## To be done
Comb the records below for the string "title" and copy each line where it turns up.

Figure dataset records
────────────────────────────────────────
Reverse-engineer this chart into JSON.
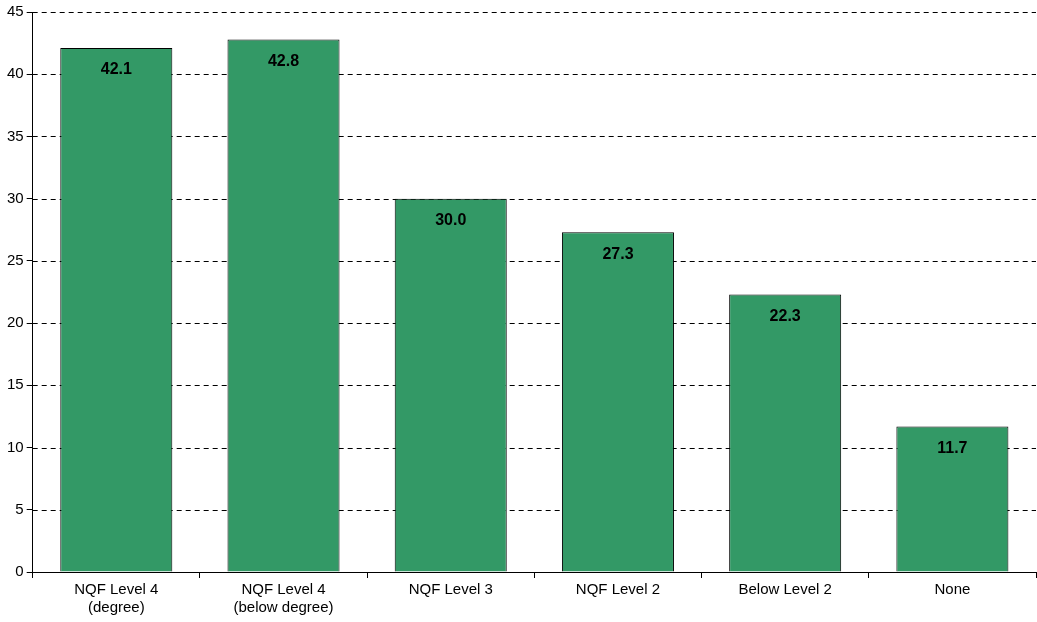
{
  "chart_data": {
    "type": "bar",
    "categories": [
      "NQF Level 4\n(degree)",
      "NQF Level 4\n(below degree)",
      "NQF Level 3",
      "NQF Level 2",
      "Below Level 2",
      "None"
    ],
    "values": [
      42.1,
      42.8,
      30.0,
      27.3,
      22.3,
      11.7
    ],
    "value_labels": [
      "42.1",
      "42.8",
      "30.0",
      "27.3",
      "22.3",
      "11.7"
    ],
    "color": "#339966",
    "ylim": [
      0,
      45
    ],
    "yticks": [
      0,
      5,
      10,
      15,
      20,
      25,
      30,
      35,
      40,
      45
    ],
    "grid": "y",
    "legend": false
  }
}
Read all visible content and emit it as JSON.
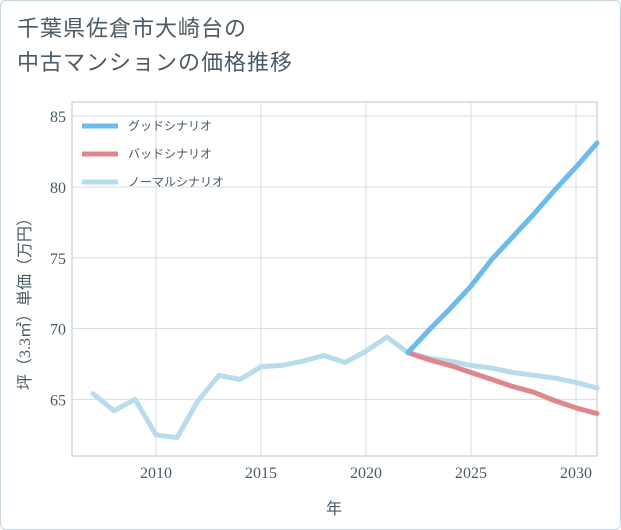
{
  "title": {
    "line1": "千葉県佐倉市大崎台の",
    "line2": "中古マンションの価格推移"
  },
  "chart_data": {
    "type": "line",
    "title": "千葉県佐倉市大崎台の中古マンションの価格推移",
    "xlabel": "年",
    "ylabel": "坪（3.3㎡）単価（万円）",
    "xlim": [
      2006,
      2031
    ],
    "ylim": [
      61,
      86
    ],
    "xticks": [
      2010,
      2015,
      2020,
      2025,
      2030
    ],
    "yticks": [
      65,
      70,
      75,
      80,
      85
    ],
    "grid": true,
    "legend_position": "top-left",
    "series": [
      {
        "name": "グッドシナリオ",
        "color": "#6bbcec",
        "x": [
          2022,
          2023,
          2024,
          2025,
          2026,
          2027,
          2028,
          2029,
          2030,
          2031
        ],
        "y": [
          68.3,
          69.9,
          71.4,
          73.0,
          74.9,
          76.5,
          78.1,
          79.8,
          81.4,
          83.1
        ]
      },
      {
        "name": "バッドシナリオ",
        "color": "#e0868e",
        "x": [
          2022,
          2023,
          2024,
          2025,
          2026,
          2027,
          2028,
          2029,
          2030,
          2031
        ],
        "y": [
          68.3,
          67.8,
          67.4,
          66.9,
          66.4,
          65.9,
          65.5,
          64.9,
          64.4,
          64.0
        ]
      },
      {
        "name": "ノーマルシナリオ",
        "color": "#b8dcec",
        "x": [
          2007,
          2008,
          2009,
          2010,
          2011,
          2012,
          2013,
          2014,
          2015,
          2016,
          2017,
          2018,
          2019,
          2020,
          2021,
          2022,
          2023,
          2024,
          2025,
          2026,
          2027,
          2028,
          2029,
          2030,
          2031
        ],
        "y": [
          65.4,
          64.2,
          65.0,
          62.5,
          62.3,
          64.9,
          66.7,
          66.4,
          67.3,
          67.4,
          67.7,
          68.1,
          67.6,
          68.4,
          69.4,
          68.3,
          67.9,
          67.7,
          67.4,
          67.2,
          66.9,
          66.7,
          66.5,
          66.2,
          65.8
        ]
      }
    ]
  }
}
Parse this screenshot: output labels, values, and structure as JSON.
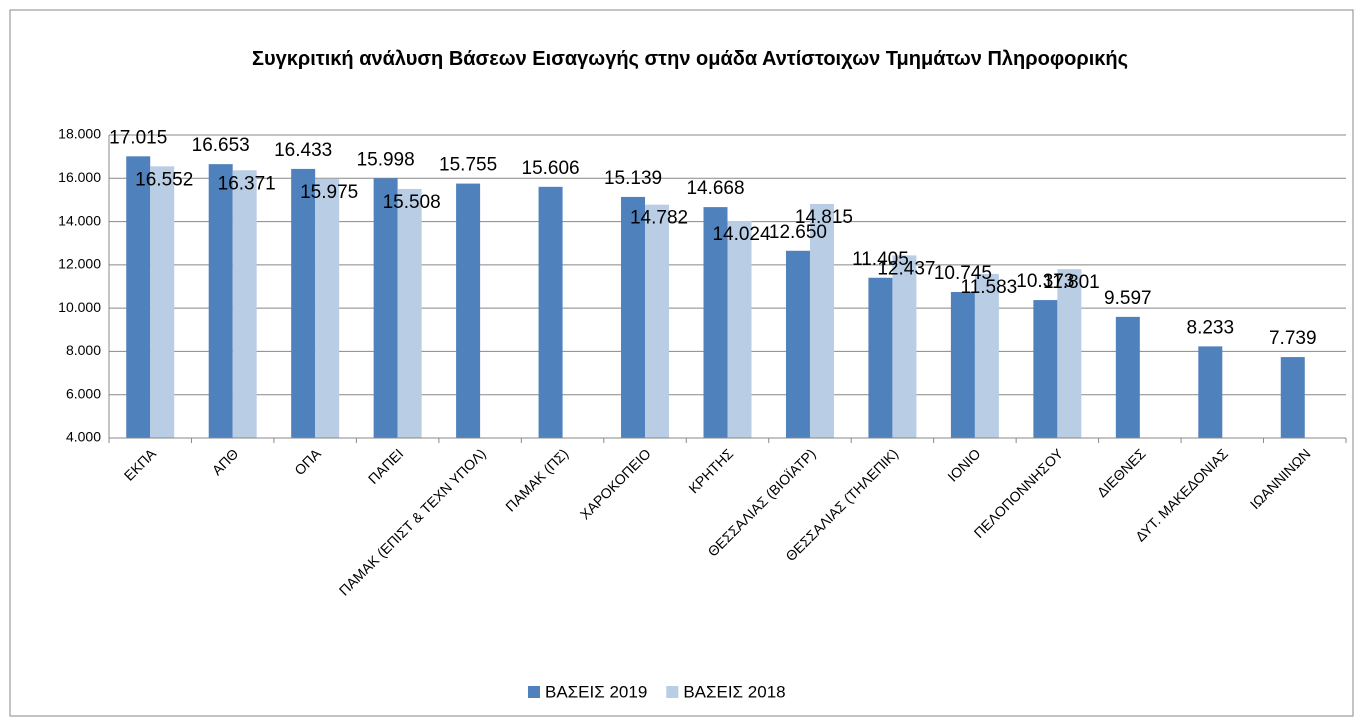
────────────────────────────────────────
## Final result
  "title": {
    "title": "千葉県佐倉市大崎台の中古マンションの価格推移",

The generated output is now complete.